Written request
Lift every line from the entries that includes the word "고령자복지".
+++ Source material
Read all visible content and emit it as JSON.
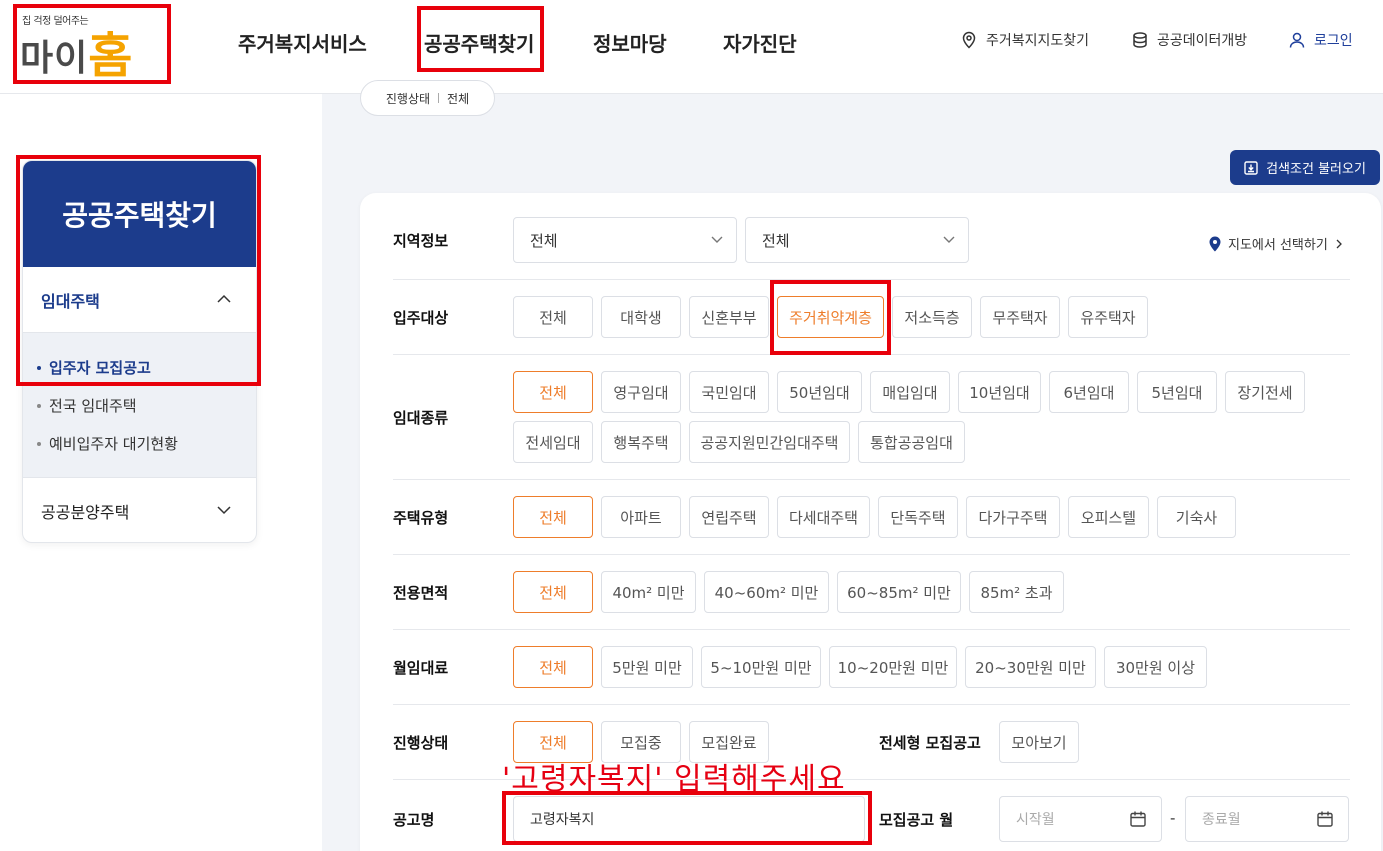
{
  "header": {
    "logo_tagline": "집 걱정 덜어주는",
    "logo_brand_main": "마이",
    "logo_brand_accent": "홈",
    "nav": [
      "주거복지서비스",
      "공공주택찾기",
      "정보마당",
      "자가진단"
    ],
    "util": {
      "map": "주거복지지도찾기",
      "data": "공공데이터개방",
      "login": "로그인"
    }
  },
  "sidebar": {
    "title": "공공주택찾기",
    "group1": "임대주택",
    "items": [
      "입주자 모집공고",
      "전국 임대주택",
      "예비입주자 대기현황"
    ],
    "group2": "공공분양주택"
  },
  "summary_pill": {
    "label": "진행상태",
    "value": "전체"
  },
  "load_button": "검색조건 불러오기",
  "filters": {
    "region": {
      "label": "지역정보",
      "select1": "전체",
      "select2": "전체",
      "map_link": "지도에서 선택하기"
    },
    "target": {
      "label": "입주대상",
      "options": [
        "전체",
        "대학생",
        "신혼부부",
        "주거취약계층",
        "저소득층",
        "무주택자",
        "유주택자"
      ],
      "selected": "주거취약계층"
    },
    "rental_type": {
      "label": "임대종류",
      "options": [
        "전체",
        "영구임대",
        "국민임대",
        "50년임대",
        "매입임대",
        "10년임대",
        "6년임대",
        "5년임대",
        "장기전세",
        "전세임대",
        "행복주택",
        "공공지원민간임대주택",
        "통합공공임대"
      ],
      "selected": "전체"
    },
    "house_type": {
      "label": "주택유형",
      "options": [
        "전체",
        "아파트",
        "연립주택",
        "다세대주택",
        "단독주택",
        "다가구주택",
        "오피스텔",
        "기숙사"
      ],
      "selected": "전체"
    },
    "area": {
      "label": "전용면적",
      "options": [
        "전체",
        "40m² 미만",
        "40~60m² 미만",
        "60~85m² 미만",
        "85m² 초과"
      ],
      "selected": "전체"
    },
    "rent": {
      "label": "월임대료",
      "options": [
        "전체",
        "5만원 미만",
        "5~10만원 미만",
        "10~20만원 미만",
        "20~30만원 미만",
        "30만원 이상"
      ],
      "selected": "전체"
    },
    "status": {
      "label": "진행상태",
      "options": [
        "전체",
        "모집중",
        "모집완료"
      ],
      "selected": "전체",
      "jeonse_label": "전세형 모집공고",
      "jeonse_button": "모아보기"
    },
    "notice": {
      "label": "공고명",
      "value": "고령자복지",
      "month_label": "모집공고 월",
      "start_placeholder": "시작월",
      "dash": "-",
      "end_placeholder": "종료월"
    }
  },
  "annotation": "'고령자복지' 입력해주세요",
  "colors": {
    "brand_blue": "#1c3c8c",
    "accent_orange": "#ee7d2b",
    "highlight_red": "#e8000b",
    "logo_orange": "#f5a300"
  }
}
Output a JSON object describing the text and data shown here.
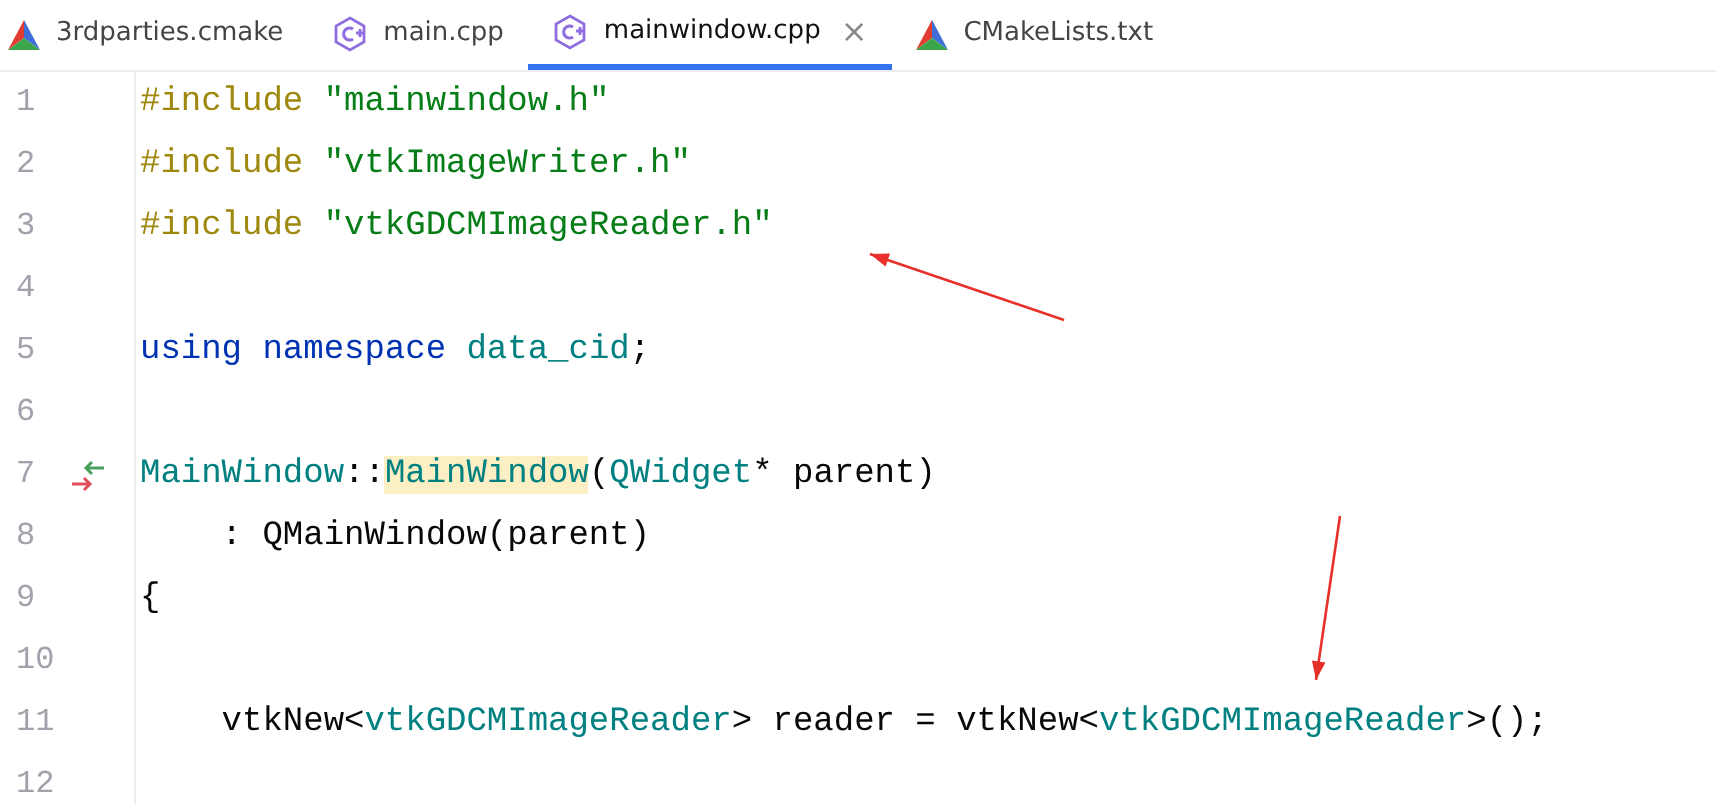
{
  "tabs": [
    {
      "label": "3rdparties.cmake",
      "kind": "cmake",
      "selected": false,
      "closable": false
    },
    {
      "label": "main.cpp",
      "kind": "cpp",
      "selected": false,
      "closable": false
    },
    {
      "label": "mainwindow.cpp",
      "kind": "cpp",
      "selected": true,
      "closable": true
    },
    {
      "label": "CMakeLists.txt",
      "kind": "cmake",
      "selected": false,
      "closable": false
    }
  ],
  "close_glyph": "×",
  "lines": [
    {
      "number": "1",
      "tokens": [
        {
          "text": "#include ",
          "kind": "pp"
        },
        {
          "text": "\"mainwindow.h\"",
          "kind": "str"
        }
      ]
    },
    {
      "number": "2",
      "tokens": [
        {
          "text": "#include ",
          "kind": "pp"
        },
        {
          "text": "\"vtkImageWriter.h\"",
          "kind": "str"
        }
      ]
    },
    {
      "number": "3",
      "tokens": [
        {
          "text": "#include ",
          "kind": "pp"
        },
        {
          "text": "\"vtkGDCMImageReader.h\"",
          "kind": "str"
        }
      ]
    },
    {
      "number": "4"
    },
    {
      "number": "5",
      "tokens": [
        {
          "text": "using namespace ",
          "kind": "kw"
        },
        {
          "text": "data_cid",
          "kind": "type"
        },
        {
          "text": ";",
          "kind": "plain"
        }
      ]
    },
    {
      "number": "6"
    },
    {
      "number": "7",
      "implementation_marker": true,
      "tokens": [
        {
          "text": "MainWindow",
          "kind": "type"
        },
        {
          "text": "::",
          "kind": "plain"
        },
        {
          "text": "MainWindow",
          "kind": "hl"
        },
        {
          "text": "(",
          "kind": "plain"
        },
        {
          "text": "QWidget",
          "kind": "type"
        },
        {
          "text": "* parent)",
          "kind": "plain"
        }
      ]
    },
    {
      "number": "8",
      "tokens": [
        {
          "text": "    : QMainWindow(parent)",
          "kind": "plain"
        }
      ]
    },
    {
      "number": "9",
      "tokens": [
        {
          "text": "{",
          "kind": "plain"
        }
      ]
    },
    {
      "number": "10"
    },
    {
      "number": "11",
      "tokens": [
        {
          "text": "    vtkNew<",
          "kind": "plain"
        },
        {
          "text": "vtkGDCMImageReader",
          "kind": "type"
        },
        {
          "text": "> reader = vtkNew<",
          "kind": "plain"
        },
        {
          "text": "vtkGDCMImageReader",
          "kind": "type"
        },
        {
          "text": ">();",
          "kind": "plain"
        }
      ]
    },
    {
      "number": "12"
    }
  ]
}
++++++
The result
      "value": "고령자복지",
  "annotation": "'고령자복지' 입력해주세요",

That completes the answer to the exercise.